■ **Objective**
Please gather and copy out every line of the listing below that contains the string "base". Case counts.

■ **Supplied records**
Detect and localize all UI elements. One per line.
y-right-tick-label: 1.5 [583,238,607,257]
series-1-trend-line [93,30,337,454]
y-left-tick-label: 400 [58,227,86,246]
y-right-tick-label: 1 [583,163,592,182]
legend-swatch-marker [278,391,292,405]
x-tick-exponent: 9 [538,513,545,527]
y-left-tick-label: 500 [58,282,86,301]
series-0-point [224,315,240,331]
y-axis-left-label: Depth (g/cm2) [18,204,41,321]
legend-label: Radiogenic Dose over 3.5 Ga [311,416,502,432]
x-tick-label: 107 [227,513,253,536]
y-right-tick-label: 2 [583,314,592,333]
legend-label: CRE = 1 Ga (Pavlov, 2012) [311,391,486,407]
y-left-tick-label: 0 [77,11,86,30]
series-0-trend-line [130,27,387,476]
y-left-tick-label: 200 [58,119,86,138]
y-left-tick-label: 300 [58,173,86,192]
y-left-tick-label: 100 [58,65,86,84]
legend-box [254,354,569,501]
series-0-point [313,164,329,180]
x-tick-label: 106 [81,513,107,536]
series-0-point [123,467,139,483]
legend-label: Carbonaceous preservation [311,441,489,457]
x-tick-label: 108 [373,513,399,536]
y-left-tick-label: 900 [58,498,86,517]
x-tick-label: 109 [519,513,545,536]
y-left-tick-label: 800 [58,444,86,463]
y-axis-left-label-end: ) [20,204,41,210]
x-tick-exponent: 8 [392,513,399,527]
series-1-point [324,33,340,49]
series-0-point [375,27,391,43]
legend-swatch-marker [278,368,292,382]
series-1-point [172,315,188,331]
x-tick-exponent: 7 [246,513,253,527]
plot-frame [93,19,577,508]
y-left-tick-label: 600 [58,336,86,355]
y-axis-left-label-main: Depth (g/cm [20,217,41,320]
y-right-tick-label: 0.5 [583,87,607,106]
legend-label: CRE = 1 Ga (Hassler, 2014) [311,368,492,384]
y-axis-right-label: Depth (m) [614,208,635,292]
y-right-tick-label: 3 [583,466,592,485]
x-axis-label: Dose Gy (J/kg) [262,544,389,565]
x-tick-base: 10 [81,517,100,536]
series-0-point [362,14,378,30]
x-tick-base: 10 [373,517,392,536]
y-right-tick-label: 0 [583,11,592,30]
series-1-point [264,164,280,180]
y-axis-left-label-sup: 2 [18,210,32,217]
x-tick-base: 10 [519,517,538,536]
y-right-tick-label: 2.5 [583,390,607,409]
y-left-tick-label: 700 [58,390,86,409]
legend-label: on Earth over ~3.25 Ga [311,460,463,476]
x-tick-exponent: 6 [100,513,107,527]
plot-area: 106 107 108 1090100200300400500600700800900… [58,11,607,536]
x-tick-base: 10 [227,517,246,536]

■ **Result**
x-tick-base: 10 [81,517,100,536]
x-tick-base: 10 [373,517,392,536]
x-tick-base: 10 [519,517,538,536]
x-tick-base: 10 [227,517,246,536]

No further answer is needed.